▶ [Task details]:
Read the listing below and copy out every line that holds "title".

▶ [Data excerpts]:
· · · · · · ·

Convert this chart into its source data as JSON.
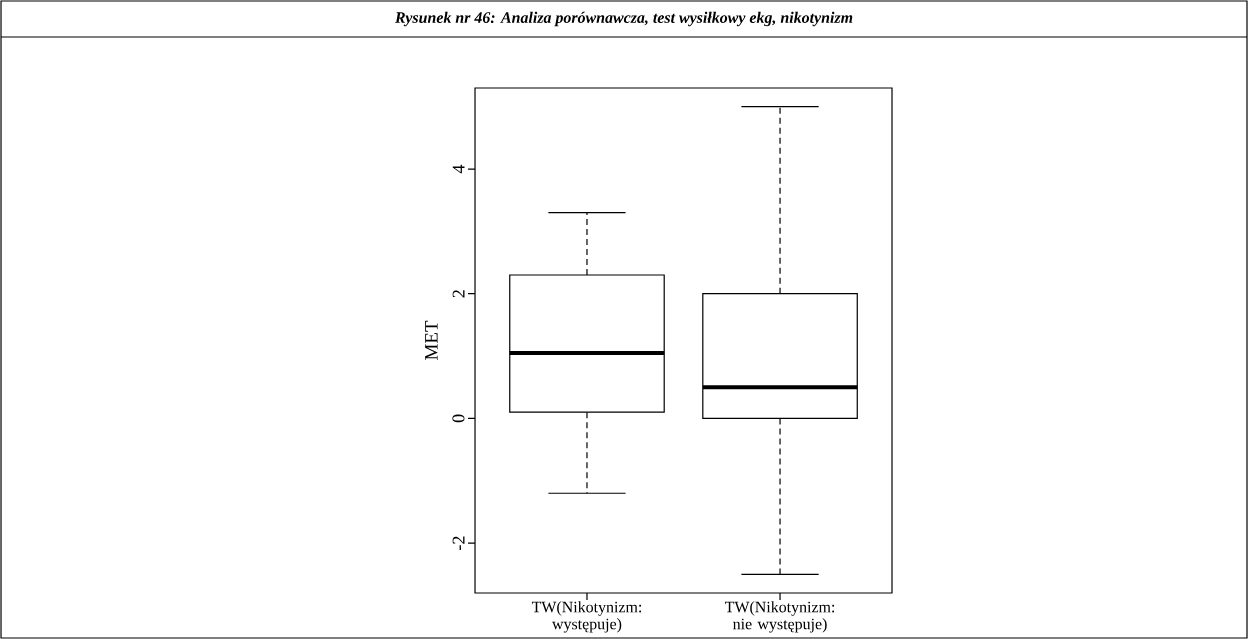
{
  "chart_data": {
    "type": "box",
    "title": "Rysunek nr 46: Analiza porównawcza, test wysiłkowy ekg, nikotynizm",
    "ylabel": "MET",
    "categories": [
      "TW(Nikotynizm: występuje)",
      "TW(Nikotynizm: nie występuje)"
    ],
    "boxes": [
      {
        "low": -1.2,
        "q1": 0.1,
        "median": 1.05,
        "q3": 2.3,
        "high": 3.3
      },
      {
        "low": -2.5,
        "q1": 0,
        "median": 0.5,
        "q3": 2,
        "high": 5
      }
    ],
    "ylim": [
      -2.8,
      5.3
    ],
    "yticks": [
      -2,
      0,
      2,
      4
    ]
  }
}
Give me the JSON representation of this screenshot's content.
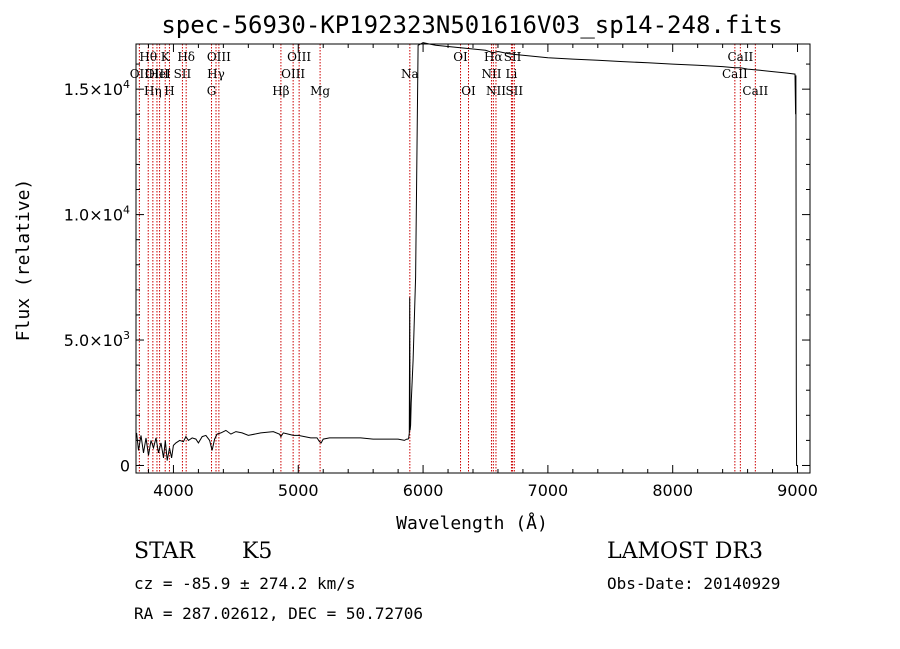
{
  "chart_data": {
    "type": "line",
    "title": "spec-56930-KP192323N501616V03_sp14-248.fits",
    "xlabel": "Wavelength (Å)",
    "ylabel": "Flux (relative)",
    "xlim": [
      3700,
      9100
    ],
    "ylim": [
      -300,
      16800
    ],
    "x_ticks": [
      4000,
      5000,
      6000,
      7000,
      8000,
      9000
    ],
    "x_tick_labels": [
      "4000",
      "5000",
      "6000",
      "7000",
      "8000",
      "9000"
    ],
    "y_ticks": [
      0,
      5000,
      10000,
      15000
    ],
    "y_tick_labels": [
      {
        "mant": "0",
        "exp": ""
      },
      {
        "mant": "5.0×10",
        "exp": "3"
      },
      {
        "mant": "1.0×10",
        "exp": "4"
      },
      {
        "mant": "1.5×10",
        "exp": "4"
      }
    ],
    "series": [
      {
        "name": "flux",
        "x": [
          3705,
          3720,
          3740,
          3760,
          3780,
          3800,
          3820,
          3840,
          3860,
          3880,
          3900,
          3920,
          3935,
          3950,
          3968,
          3985,
          4000,
          4020,
          4050,
          4080,
          4100,
          4120,
          4150,
          4180,
          4200,
          4230,
          4260,
          4290,
          4310,
          4330,
          4350,
          4380,
          4420,
          4460,
          4500,
          4550,
          4600,
          4700,
          4800,
          4850,
          4861,
          4880,
          4920,
          4960,
          5000,
          5050,
          5100,
          5150,
          5170,
          5184,
          5200,
          5250,
          5300,
          5400,
          5500,
          5600,
          5700,
          5800,
          5850,
          5870,
          5880,
          5885,
          5890,
          5893,
          5896,
          5900,
          5905,
          5920,
          5940,
          5960,
          6000,
          6050,
          6100,
          6200,
          6300,
          6400,
          6500,
          6563,
          6600,
          6700,
          6800,
          6900,
          7000,
          7200,
          7400,
          7600,
          7800,
          8000,
          8200,
          8400,
          8500,
          8542,
          8600,
          8700,
          8800,
          8900,
          8980,
          8985,
          8987,
          8990,
          8993,
          9000
        ],
        "y": [
          1300,
          600,
          1200,
          500,
          1100,
          400,
          1000,
          700,
          1100,
          500,
          900,
          300,
          1000,
          200,
          700,
          300,
          800,
          900,
          1000,
          950,
          1150,
          1000,
          1100,
          1050,
          900,
          1150,
          1200,
          1000,
          600,
          1050,
          1250,
          1300,
          1400,
          1250,
          1350,
          1300,
          1200,
          1300,
          1350,
          1250,
          1150,
          1300,
          1250,
          1200,
          1200,
          1150,
          1100,
          1100,
          950,
          900,
          1050,
          1100,
          1100,
          1100,
          1100,
          1050,
          1050,
          1050,
          1000,
          1050,
          1050,
          1100,
          1300,
          6700,
          1400,
          1600,
          2500,
          4200,
          7500,
          16750,
          16850,
          16800,
          16750,
          16700,
          16650,
          16600,
          16550,
          16450,
          16500,
          16400,
          16350,
          16300,
          16250,
          16200,
          16150,
          16100,
          16050,
          16000,
          15950,
          15900,
          15850,
          15850,
          15800,
          15750,
          15700,
          15650,
          15600,
          14000,
          15550,
          3000,
          0,
          0
        ]
      }
    ],
    "line_markers": [
      {
        "name": "Hθ",
        "wave": 3798,
        "row": 1
      },
      {
        "name": "OII",
        "wave": 3727,
        "row": 2
      },
      {
        "name": "Hη",
        "wave": 3835,
        "row": 3
      },
      {
        "name": "OIII",
        "wave": 3868,
        "row": 2
      },
      {
        "name": "K",
        "wave": 3934,
        "row": 1
      },
      {
        "name": "HeI",
        "wave": 3889,
        "row": 2
      },
      {
        "name": "H",
        "wave": 3968,
        "row": 3
      },
      {
        "name": "Hδ",
        "wave": 4102,
        "row": 1
      },
      {
        "name": "SII",
        "wave": 4072,
        "row": 2
      },
      {
        "name": "OIII",
        "wave": 4364,
        "row": 1
      },
      {
        "name": "Hγ",
        "wave": 4341,
        "row": 2
      },
      {
        "name": "G",
        "wave": 4305,
        "row": 3
      },
      {
        "name": "OIII",
        "wave": 5007,
        "row": 1
      },
      {
        "name": "OIII",
        "wave": 4959,
        "row": 2
      },
      {
        "name": "Hβ",
        "wave": 4861,
        "row": 3
      },
      {
        "name": "Mg",
        "wave": 5175,
        "row": 3
      },
      {
        "name": "Na",
        "wave": 5894,
        "row": 2
      },
      {
        "name": "OI",
        "wave": 6300,
        "row": 1
      },
      {
        "name": "OI",
        "wave": 6364,
        "row": 3
      },
      {
        "name": "Hα",
        "wave": 6563,
        "row": 1
      },
      {
        "name": "NII",
        "wave": 6548,
        "row": 2
      },
      {
        "name": "NII",
        "wave": 6584,
        "row": 3
      },
      {
        "name": "SII",
        "wave": 6717,
        "row": 1
      },
      {
        "name": "Li",
        "wave": 6708,
        "row": 2
      },
      {
        "name": "SII",
        "wave": 6731,
        "row": 3
      },
      {
        "name": "CaII",
        "wave": 8542,
        "row": 1
      },
      {
        "name": "CaII",
        "wave": 8498,
        "row": 2
      },
      {
        "name": "CaII",
        "wave": 8662,
        "row": 3
      }
    ],
    "colors": {
      "spectrum": "#000000",
      "markers": "#cc0000",
      "axes": "#000000"
    }
  },
  "info": {
    "object_class": "STAR",
    "subclass": "K5",
    "survey": "LAMOST DR3",
    "cz": "cz = -85.9 ± 274.2 km/s",
    "obs_date": "Obs-Date: 20140929",
    "coords": "RA = 287.02612, DEC =  50.72706"
  }
}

· · · · · · ·

▶ [Task answer]:
    "title": "Rysunek nr 46: Analiza porównawcza, test wysiłkowy ekg, nikotynizm",
    "title": "spec-56930-KP192323N501616V03_sp14-248.fits",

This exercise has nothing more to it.